→ INSTRUCTIONS TO FOLLOW
Copy every line of the records below verbatim, keeping all characters, punctuation, and coordinates unchanged.

[Recorded data]

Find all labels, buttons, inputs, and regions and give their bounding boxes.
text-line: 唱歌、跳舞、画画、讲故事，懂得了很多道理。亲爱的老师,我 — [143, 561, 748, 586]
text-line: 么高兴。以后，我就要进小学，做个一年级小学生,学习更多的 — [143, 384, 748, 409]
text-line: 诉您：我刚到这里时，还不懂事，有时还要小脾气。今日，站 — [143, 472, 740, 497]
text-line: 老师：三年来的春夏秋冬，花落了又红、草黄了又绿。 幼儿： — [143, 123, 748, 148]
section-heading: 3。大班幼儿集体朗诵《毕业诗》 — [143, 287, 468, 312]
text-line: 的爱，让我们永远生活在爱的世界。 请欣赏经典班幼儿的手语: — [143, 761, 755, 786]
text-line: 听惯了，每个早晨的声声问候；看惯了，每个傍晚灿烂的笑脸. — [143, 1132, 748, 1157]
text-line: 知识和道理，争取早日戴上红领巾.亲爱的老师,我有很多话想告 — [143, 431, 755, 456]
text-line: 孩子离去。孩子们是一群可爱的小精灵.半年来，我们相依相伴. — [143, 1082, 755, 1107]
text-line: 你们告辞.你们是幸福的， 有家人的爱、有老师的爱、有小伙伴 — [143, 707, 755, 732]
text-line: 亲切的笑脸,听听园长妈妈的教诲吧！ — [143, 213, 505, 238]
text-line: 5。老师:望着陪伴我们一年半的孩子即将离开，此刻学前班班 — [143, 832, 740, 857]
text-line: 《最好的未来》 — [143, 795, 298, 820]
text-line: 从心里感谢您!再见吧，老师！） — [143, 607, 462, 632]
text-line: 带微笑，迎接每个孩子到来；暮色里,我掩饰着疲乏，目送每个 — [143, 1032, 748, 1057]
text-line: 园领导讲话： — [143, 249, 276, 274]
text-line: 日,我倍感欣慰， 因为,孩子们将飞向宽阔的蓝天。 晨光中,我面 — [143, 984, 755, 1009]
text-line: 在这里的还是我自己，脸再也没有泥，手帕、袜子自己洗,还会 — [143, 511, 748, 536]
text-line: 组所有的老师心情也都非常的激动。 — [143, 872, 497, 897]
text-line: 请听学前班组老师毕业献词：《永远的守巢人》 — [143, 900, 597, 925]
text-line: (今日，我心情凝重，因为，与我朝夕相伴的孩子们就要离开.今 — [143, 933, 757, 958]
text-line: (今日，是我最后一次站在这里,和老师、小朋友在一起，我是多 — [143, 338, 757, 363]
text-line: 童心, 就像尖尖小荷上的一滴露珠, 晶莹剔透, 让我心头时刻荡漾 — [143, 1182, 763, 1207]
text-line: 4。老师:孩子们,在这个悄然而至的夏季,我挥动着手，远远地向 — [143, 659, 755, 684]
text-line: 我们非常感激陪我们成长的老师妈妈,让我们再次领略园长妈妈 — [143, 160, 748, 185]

→ RESULT
Find all labels, buttons, inputs, and regions and give their bounding boxes.
text-line: 唱歌、跳舞、画画、讲故事，懂得了很多道理。亲爱的老师,我 — [143, 561, 748, 586]
text-line: 么高兴。以后，我就要进小学，做个一年级小学生,学习更多的 — [143, 384, 748, 409]
text-line: 诉您：我刚到这里时，还不懂事，有时还要小脾气。今日，站 — [143, 472, 740, 497]
text-line: 老师：三年来的春夏秋冬，花落了又红、草黄了又绿。 幼儿： — [143, 123, 748, 148]
section-heading: 3。大班幼儿集体朗诵《毕业诗》 — [143, 287, 468, 312]
text-line: 的爱，让我们永远生活在爱的世界。 请欣赏经典班幼儿的手语: — [143, 761, 755, 786]
text-line: 听惯了，每个早晨的声声问候；看惯了，每个傍晚灿烂的笑脸. — [143, 1132, 748, 1157]
text-line: 知识和道理，争取早日戴上红领巾.亲爱的老师,我有很多话想告 — [143, 431, 755, 456]
text-line: 孩子离去。孩子们是一群可爱的小精灵.半年来，我们相依相伴. — [143, 1082, 755, 1107]
text-line: 你们告辞.你们是幸福的， 有家人的爱、有老师的爱、有小伙伴 — [143, 707, 755, 732]
text-line: 亲切的笑脸,听听园长妈妈的教诲吧！ — [143, 213, 505, 238]
text-line: 5。老师:望着陪伴我们一年半的孩子即将离开，此刻学前班班 — [143, 832, 740, 857]
text-line: 《最好的未来》 — [143, 795, 298, 820]
text-line: 从心里感谢您!再见吧，老师！） — [143, 607, 462, 632]
text-line: 带微笑，迎接每个孩子到来；暮色里,我掩饰着疲乏，目送每个 — [143, 1032, 748, 1057]
text-line: 园领导讲话： — [143, 249, 276, 274]
text-line: 日,我倍感欣慰， 因为,孩子们将飞向宽阔的蓝天。 晨光中,我面 — [143, 984, 755, 1009]
text-line: 在这里的还是我自己，脸再也没有泥，手帕、袜子自己洗,还会 — [143, 511, 748, 536]
text-line: 组所有的老师心情也都非常的激动。 — [143, 872, 497, 897]
text-line: 请听学前班组老师毕业献词：《永远的守巢人》 — [143, 900, 597, 925]
text-line: (今日，我心情凝重，因为，与我朝夕相伴的孩子们就要离开.今 — [143, 933, 757, 958]
text-line: (今日，是我最后一次站在这里,和老师、小朋友在一起，我是多 — [143, 338, 757, 363]
text-line: 童心, 就像尖尖小荷上的一滴露珠, 晶莹剔透, 让我心头时刻荡漾 — [143, 1182, 763, 1207]
text-line: 4。老师:孩子们,在这个悄然而至的夏季,我挥动着手，远远地向 — [143, 659, 755, 684]
text-line: 我们非常感激陪我们成长的老师妈妈,让我们再次领略园长妈妈 — [143, 160, 748, 185]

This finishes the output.